■ ページ抜粋:
----------------------------------------
テンプレートとかイテレータとかファンクタとか

ARシステム作ったりしたからそれに関する記事書いてくぜと言うだけ言って一向に実行する気配がありませんが、今後もないわけですが(オイ)、PC上でもiOS上でも動くようにしたいなぁという要求から、システムのコアな部分はC++で書くべきなのかなという結論に至りそうな今日この頃です*1

というわけで、久しぶりのC++なわけですが、あまりに重苦しいクラスゴリゴリプログラミングは嫌なので、とりまテンプレート周りの復習と、関数型的プログラミング手法を整理してみました。

テンプレートの基本

とりあえずサンプルコード。
----------------------------------------
■ 作業指示:
1) ページ抜粋の題に並んでいる項目をすべて挙げよ。
2) ページ抜粋の「ARシステム作ったりしたから」で始まる段落を、主な内容を残して短く書き直せ。
記録は使わなくてよい。
----------------------------------------
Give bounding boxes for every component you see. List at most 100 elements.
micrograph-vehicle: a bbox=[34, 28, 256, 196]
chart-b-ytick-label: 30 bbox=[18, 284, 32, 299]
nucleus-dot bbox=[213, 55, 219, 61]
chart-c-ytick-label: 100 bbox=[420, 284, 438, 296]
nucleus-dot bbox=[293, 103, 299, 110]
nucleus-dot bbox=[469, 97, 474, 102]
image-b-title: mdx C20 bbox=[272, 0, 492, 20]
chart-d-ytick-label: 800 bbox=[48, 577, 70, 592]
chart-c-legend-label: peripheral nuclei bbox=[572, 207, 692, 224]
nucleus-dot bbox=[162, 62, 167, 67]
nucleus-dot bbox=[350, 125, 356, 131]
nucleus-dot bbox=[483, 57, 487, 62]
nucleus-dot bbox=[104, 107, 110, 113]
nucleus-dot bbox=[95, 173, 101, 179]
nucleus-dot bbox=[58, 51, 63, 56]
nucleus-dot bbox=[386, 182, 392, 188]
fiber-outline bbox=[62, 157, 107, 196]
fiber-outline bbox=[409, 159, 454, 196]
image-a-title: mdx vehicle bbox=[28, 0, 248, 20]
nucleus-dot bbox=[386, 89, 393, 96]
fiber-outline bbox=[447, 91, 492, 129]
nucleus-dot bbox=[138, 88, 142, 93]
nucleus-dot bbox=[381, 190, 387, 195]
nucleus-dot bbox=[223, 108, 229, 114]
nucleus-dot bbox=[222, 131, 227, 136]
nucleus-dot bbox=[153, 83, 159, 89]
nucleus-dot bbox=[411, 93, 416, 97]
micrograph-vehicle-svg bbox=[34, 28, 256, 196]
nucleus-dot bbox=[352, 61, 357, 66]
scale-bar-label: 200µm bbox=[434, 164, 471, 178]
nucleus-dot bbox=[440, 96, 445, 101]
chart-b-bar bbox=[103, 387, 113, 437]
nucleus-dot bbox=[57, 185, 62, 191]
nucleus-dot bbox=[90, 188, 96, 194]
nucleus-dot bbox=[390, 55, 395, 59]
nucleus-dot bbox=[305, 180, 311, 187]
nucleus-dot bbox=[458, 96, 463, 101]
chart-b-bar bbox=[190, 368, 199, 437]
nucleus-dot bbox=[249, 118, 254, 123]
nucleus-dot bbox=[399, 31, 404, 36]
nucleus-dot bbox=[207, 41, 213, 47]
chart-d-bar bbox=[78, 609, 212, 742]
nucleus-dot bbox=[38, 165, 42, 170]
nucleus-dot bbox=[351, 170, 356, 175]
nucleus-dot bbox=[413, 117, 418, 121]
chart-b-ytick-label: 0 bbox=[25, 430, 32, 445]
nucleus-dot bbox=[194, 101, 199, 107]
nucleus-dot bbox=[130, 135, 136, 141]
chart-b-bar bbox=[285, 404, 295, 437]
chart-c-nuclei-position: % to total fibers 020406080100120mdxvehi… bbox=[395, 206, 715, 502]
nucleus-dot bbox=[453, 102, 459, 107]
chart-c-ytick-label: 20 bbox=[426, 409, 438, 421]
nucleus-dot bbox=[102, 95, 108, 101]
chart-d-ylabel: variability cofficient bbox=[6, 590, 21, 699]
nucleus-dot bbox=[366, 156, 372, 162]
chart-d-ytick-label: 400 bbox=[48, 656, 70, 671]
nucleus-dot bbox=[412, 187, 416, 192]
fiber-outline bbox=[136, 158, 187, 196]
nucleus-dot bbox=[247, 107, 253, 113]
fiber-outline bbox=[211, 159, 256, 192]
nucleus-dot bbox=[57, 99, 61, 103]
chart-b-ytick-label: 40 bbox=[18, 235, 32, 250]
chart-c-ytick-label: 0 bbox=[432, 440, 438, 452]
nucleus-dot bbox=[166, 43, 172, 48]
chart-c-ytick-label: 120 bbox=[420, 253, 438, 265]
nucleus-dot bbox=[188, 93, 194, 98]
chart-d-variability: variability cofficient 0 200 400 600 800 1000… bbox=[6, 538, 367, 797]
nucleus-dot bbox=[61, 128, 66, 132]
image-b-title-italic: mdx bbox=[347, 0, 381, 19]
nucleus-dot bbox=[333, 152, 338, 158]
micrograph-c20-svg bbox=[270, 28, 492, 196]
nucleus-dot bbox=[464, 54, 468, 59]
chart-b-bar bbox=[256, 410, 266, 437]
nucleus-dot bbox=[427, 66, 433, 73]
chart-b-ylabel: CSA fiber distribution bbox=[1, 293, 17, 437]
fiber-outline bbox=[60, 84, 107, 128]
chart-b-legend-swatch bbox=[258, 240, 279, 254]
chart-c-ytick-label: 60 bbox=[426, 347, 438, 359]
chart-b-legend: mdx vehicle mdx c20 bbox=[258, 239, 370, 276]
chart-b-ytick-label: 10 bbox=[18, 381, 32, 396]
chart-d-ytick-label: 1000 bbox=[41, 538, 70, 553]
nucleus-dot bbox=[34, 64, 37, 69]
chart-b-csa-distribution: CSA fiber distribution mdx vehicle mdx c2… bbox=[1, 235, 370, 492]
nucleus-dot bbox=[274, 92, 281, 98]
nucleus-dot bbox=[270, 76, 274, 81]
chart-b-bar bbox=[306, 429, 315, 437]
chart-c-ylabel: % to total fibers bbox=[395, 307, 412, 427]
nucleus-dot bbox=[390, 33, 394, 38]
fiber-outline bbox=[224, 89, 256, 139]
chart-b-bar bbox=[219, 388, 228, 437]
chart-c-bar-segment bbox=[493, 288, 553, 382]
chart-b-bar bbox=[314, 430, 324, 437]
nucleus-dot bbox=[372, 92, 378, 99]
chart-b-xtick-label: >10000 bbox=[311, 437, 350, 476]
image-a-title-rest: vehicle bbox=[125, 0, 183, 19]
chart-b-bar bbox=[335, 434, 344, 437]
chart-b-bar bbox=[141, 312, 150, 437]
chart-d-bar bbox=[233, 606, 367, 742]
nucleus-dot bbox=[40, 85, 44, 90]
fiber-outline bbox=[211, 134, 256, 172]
----------------------------------------
■ 解答:
1) テンプレート、イテレータ、ファンクタ

2) ARシステムを作ったので関連記事を書くと言ったが、まだ書いておらず、今後も書く予定はない。PCでもiOSでも動かしたいため、システムのコア部分はC++で書くべきだという結論になりそうだ。